▶ Problem details
Repeat each record exactly as written, and drop any images.
══════════════════════════════
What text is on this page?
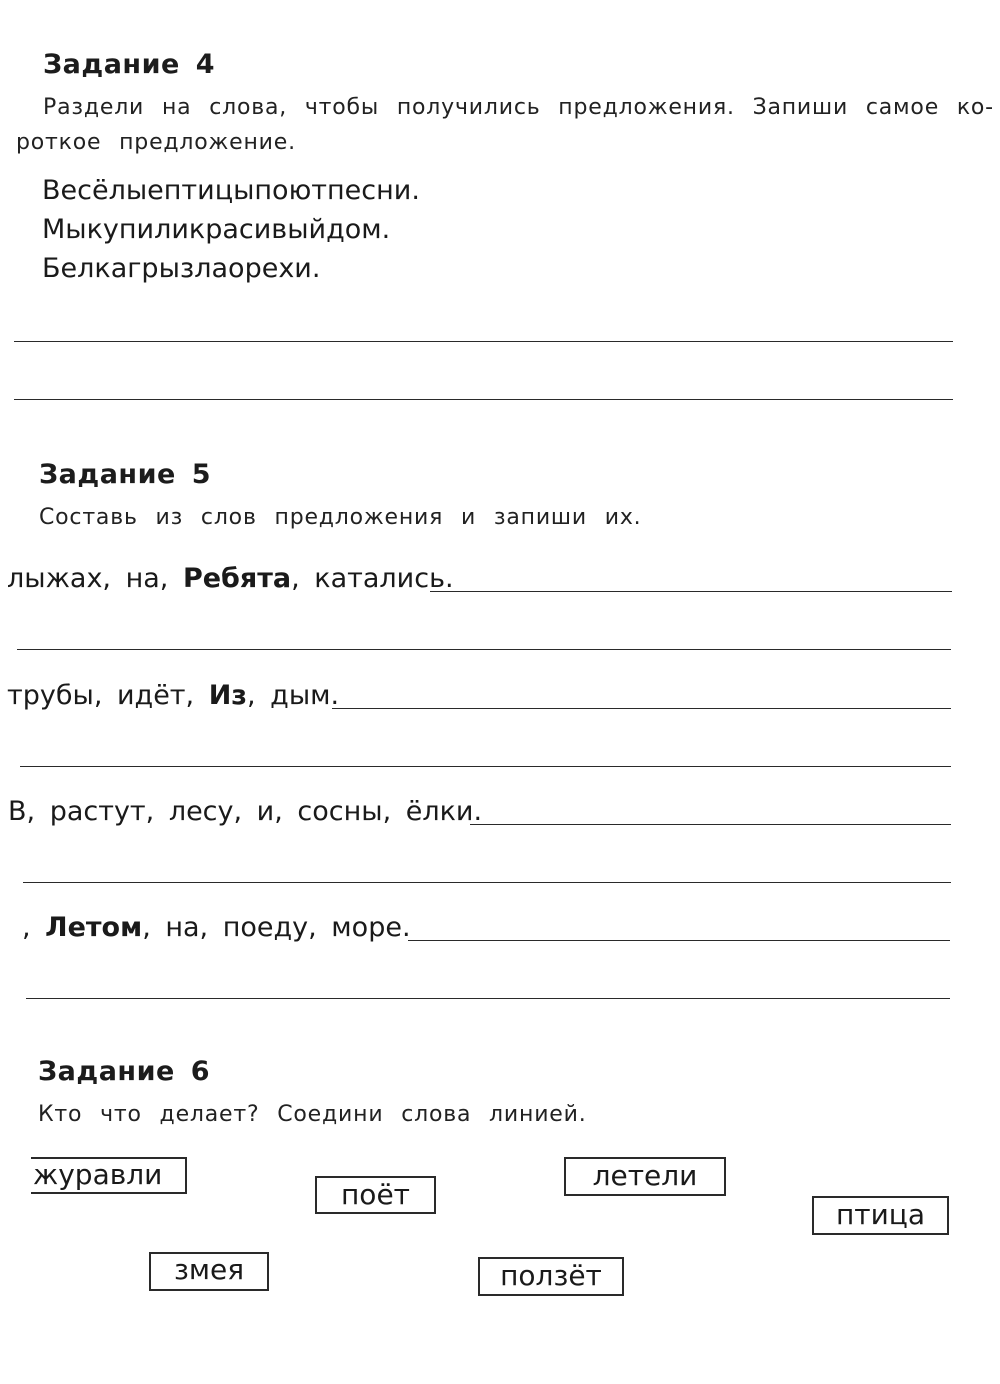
Задание 4
Раздели на слова, чтобы получились предложения. Запиши самое ко-
роткое предложение.
Весёлыептицыпоютпесни.
Мыкупиликрасивыйдом.
Белкагрызлаорехи.
Задание 5
Составь из слов предложения и запиши их.
лыжах, на, Ребята, катались.
трубы, идёт, Из, дым.
В, растут, лесу, и, сосны, ёлки.
, Летом, на, поеду, море.
Задание 6
Кто что делает? Соедини слова линией.
журавли
поёт
летели
птица
змея	ползёт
══════════════════════════════
▶ Solution to this problem
What text is on this page?
Задание 4
Раздели на слова, чтобы получились предложения. Запиши самое ко-
роткое предложение.
Весёлыептицыпоютпесни.
Мыкупиликрасивыйдом.
Белкагрызлаорехи.
Задание 5
Составь из слов предложения и запиши их.
лыжах, на, Ребята, катались.
трубы, идёт, Из, дым.
В, растут, лесу, и, сосны, ёлки.
, Летом, на, поеду, море.
Задание 6
Кто что делает? Соедини слова линией.
журавли
поёт
летели
птица
змея	ползёт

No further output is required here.